> **What is being asked**
In the material below, find each line holding the string "title" and copy it.

> **Data listing**
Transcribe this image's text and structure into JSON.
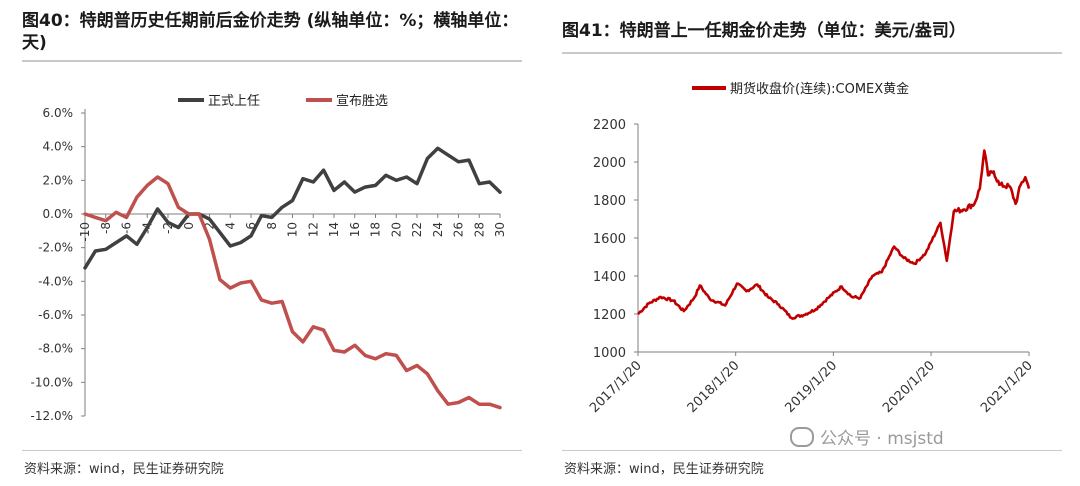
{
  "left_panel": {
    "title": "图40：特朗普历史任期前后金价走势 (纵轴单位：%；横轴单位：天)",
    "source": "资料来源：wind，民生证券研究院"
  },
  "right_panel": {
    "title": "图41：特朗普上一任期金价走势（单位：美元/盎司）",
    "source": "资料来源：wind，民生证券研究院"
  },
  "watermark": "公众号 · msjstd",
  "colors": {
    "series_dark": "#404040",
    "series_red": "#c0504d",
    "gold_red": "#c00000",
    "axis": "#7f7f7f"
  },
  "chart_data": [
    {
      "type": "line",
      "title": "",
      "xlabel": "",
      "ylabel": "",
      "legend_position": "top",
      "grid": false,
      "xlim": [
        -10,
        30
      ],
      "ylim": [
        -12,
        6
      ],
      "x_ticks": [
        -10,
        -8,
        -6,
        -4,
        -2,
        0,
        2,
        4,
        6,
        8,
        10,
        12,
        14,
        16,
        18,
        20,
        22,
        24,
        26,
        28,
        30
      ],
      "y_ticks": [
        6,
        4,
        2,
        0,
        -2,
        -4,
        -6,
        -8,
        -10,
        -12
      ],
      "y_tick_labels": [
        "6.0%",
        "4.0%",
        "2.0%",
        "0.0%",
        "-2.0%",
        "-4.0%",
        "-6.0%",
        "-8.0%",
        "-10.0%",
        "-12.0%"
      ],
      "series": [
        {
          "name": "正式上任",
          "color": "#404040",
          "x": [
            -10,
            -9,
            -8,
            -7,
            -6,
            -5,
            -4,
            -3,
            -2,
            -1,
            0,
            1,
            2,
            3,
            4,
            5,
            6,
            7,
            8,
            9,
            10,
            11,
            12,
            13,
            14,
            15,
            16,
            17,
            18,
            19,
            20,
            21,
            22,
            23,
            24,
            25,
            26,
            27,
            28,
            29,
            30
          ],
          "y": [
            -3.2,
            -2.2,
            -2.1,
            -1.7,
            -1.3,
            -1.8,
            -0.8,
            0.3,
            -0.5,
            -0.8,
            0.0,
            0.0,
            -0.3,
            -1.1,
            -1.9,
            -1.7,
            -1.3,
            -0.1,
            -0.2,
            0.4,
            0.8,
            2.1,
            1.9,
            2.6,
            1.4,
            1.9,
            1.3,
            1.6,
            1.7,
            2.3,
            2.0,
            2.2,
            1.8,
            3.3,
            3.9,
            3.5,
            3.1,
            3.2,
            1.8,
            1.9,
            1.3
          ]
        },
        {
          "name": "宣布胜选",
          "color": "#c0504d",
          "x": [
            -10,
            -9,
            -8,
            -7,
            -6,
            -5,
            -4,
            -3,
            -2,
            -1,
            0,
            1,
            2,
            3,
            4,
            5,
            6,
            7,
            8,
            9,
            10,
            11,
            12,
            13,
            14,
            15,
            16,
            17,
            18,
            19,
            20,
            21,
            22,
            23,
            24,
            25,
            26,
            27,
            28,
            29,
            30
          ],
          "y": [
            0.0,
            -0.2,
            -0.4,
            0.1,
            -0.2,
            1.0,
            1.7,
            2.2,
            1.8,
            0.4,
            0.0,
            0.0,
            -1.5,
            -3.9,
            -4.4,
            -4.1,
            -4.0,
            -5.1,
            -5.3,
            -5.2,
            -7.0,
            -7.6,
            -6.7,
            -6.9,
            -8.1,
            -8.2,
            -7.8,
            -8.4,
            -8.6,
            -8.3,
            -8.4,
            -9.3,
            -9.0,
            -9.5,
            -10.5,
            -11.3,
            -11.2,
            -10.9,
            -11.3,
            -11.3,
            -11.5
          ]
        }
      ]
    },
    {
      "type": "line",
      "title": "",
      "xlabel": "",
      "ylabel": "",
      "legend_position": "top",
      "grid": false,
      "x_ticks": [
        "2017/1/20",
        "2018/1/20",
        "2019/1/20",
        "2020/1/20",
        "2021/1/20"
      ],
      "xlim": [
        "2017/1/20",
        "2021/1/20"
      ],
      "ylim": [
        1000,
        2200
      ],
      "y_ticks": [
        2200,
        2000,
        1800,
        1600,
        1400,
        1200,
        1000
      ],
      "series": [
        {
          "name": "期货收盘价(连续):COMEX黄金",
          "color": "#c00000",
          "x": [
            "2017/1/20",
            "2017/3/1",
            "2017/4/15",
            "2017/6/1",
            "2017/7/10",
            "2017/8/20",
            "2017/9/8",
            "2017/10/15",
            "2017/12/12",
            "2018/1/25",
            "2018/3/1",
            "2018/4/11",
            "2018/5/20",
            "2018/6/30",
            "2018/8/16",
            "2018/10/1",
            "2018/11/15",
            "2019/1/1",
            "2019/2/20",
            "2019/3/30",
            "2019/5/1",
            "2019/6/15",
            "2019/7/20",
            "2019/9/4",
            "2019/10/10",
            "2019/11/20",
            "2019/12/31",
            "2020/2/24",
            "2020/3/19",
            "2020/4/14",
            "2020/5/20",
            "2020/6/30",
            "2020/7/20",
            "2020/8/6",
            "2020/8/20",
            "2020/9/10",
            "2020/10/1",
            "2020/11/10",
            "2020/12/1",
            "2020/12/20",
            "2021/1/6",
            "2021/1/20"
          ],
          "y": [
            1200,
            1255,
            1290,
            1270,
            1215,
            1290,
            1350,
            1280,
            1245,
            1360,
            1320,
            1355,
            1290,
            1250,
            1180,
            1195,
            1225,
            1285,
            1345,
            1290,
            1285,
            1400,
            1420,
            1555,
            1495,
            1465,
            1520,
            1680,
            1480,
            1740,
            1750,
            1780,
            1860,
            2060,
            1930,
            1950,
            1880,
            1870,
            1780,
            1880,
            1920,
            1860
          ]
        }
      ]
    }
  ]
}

...

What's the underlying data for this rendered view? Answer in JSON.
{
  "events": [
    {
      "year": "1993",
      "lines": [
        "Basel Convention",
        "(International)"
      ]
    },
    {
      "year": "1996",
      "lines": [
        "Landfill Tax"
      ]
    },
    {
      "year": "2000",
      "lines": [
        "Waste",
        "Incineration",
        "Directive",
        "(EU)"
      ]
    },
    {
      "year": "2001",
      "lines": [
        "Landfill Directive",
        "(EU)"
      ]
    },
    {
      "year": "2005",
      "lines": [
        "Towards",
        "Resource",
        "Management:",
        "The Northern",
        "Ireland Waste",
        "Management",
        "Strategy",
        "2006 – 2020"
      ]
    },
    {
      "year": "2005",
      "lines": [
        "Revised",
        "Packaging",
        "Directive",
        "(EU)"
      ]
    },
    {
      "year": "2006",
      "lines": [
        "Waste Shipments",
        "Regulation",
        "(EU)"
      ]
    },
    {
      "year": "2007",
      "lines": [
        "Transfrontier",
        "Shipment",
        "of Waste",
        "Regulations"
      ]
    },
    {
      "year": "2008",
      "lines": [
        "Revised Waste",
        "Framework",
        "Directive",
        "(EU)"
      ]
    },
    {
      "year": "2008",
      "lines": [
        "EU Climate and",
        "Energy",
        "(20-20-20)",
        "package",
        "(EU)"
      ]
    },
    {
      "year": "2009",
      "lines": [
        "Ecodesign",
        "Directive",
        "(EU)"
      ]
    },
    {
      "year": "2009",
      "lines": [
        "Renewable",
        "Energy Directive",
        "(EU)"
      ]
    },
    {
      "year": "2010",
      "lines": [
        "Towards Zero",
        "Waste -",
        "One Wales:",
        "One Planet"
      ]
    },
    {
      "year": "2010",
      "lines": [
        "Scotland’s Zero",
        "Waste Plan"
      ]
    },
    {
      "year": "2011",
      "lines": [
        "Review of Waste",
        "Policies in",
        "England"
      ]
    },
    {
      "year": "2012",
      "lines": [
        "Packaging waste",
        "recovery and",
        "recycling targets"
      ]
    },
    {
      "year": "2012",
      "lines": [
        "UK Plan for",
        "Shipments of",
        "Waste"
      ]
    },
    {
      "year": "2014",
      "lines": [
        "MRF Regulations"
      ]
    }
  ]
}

> **Response to the exercise**
    "title": "图40：特朗普历史任期前后金价走势 (纵轴单位：%；横轴单位：天)",
    "title": "图41：特朗普上一任期金价走势（单位：美元/盎司）",
      "title": "",
      "title": "",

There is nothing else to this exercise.